**Provi Lei**
Secondo il brano sul Nobile di Montepulciano, quale percentuale delle aziende vitivinicole è anche agriturismo?

**Brano riportato**
....................

Nobile di Montepulciano, radici e futuro. 4.5 stelle all’annata 2023
Ottima l'annata 2023, il rating è stato assegnato da una commissione di enologi, ristoratori e sommelier. All’assaggio colpisce infatti per i colori intensi e i profumi netti, sostenuti da una struttura armonica che bilancia acidità e tannini. Secondo gli esperti, la peculiarità di quest’annata risiede nella finezza e nell’equilibrio, caratteristiche che rendono il Vino Nobile riconoscibile e apprezzato
Qualità nel calice e non solo. Nel corso dell’Anteprima del Nobile, alla Fortezza di Montepulciano, è stato presentato uno studio del Santa Chiara Lab di Siena che testimonia anche l’attenzione delle cantine all’ospitalità. Le aziende vitivinicole sono per il 75% anche agriturismi, il 35% ha un ristorante e la metà dei produttori offre ai visitatori degustazioni delle proprie etichette. Ma il Nobile non si ferma all’esperienza turistica. C’è di più: il territorio è il primo in Italia con certificazione Equalitas. Dunque sostenibilità, tradizione e innovazione insieme. Nel servizio di Simona Bellocci parlano il presidente del Consorzio Andrea Rossi insieme al conduttore di Linea Verde Italia, Tinto.

....................

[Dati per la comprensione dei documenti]
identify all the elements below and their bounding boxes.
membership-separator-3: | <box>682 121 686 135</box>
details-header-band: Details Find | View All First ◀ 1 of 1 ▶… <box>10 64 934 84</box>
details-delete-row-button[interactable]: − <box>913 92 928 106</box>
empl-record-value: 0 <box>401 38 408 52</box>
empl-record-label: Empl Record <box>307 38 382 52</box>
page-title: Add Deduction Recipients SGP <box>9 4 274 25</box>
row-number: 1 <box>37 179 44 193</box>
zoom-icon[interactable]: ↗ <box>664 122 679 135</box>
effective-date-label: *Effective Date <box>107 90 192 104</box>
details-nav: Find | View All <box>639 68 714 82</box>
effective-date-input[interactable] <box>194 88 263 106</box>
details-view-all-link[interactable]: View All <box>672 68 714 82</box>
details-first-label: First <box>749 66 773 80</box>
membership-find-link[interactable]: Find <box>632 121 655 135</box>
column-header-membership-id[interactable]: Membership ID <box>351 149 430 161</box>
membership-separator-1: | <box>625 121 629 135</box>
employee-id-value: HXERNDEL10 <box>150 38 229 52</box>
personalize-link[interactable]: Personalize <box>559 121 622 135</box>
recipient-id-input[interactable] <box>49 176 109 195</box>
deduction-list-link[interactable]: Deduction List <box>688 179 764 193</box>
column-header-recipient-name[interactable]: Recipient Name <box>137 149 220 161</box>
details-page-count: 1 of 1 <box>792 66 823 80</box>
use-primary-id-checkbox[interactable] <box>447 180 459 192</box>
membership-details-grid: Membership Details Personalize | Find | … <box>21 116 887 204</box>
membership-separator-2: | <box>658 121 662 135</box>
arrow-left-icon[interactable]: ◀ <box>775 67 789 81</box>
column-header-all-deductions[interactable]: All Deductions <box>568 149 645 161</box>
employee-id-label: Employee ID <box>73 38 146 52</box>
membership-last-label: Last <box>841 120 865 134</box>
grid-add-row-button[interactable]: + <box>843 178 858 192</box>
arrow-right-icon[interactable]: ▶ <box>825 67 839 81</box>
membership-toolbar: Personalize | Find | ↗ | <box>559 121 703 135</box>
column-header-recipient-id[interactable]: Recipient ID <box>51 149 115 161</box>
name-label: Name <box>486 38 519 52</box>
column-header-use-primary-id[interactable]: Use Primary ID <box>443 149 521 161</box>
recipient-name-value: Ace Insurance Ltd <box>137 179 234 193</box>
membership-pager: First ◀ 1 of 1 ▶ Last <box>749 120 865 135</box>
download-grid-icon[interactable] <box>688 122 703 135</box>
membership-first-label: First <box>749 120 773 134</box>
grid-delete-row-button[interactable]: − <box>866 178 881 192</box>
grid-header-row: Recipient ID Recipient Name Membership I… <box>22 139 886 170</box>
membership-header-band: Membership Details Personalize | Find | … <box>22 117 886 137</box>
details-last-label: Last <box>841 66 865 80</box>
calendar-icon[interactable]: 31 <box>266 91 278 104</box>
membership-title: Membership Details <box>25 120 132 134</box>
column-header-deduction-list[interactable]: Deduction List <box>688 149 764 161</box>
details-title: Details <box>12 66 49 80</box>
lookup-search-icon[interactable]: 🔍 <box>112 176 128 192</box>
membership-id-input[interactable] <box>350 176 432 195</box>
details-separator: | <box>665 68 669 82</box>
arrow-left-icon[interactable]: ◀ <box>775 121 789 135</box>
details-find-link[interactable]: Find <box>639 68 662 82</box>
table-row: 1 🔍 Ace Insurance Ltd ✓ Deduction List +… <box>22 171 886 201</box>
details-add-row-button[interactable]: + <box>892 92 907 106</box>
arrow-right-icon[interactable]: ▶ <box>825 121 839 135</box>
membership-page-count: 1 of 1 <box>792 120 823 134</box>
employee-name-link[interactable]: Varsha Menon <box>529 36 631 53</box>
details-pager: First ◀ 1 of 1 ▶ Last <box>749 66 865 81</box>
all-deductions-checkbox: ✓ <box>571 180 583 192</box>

....................

**Risposta attesa**
Il 75% delle aziende vitivinicole è anche agriturismo.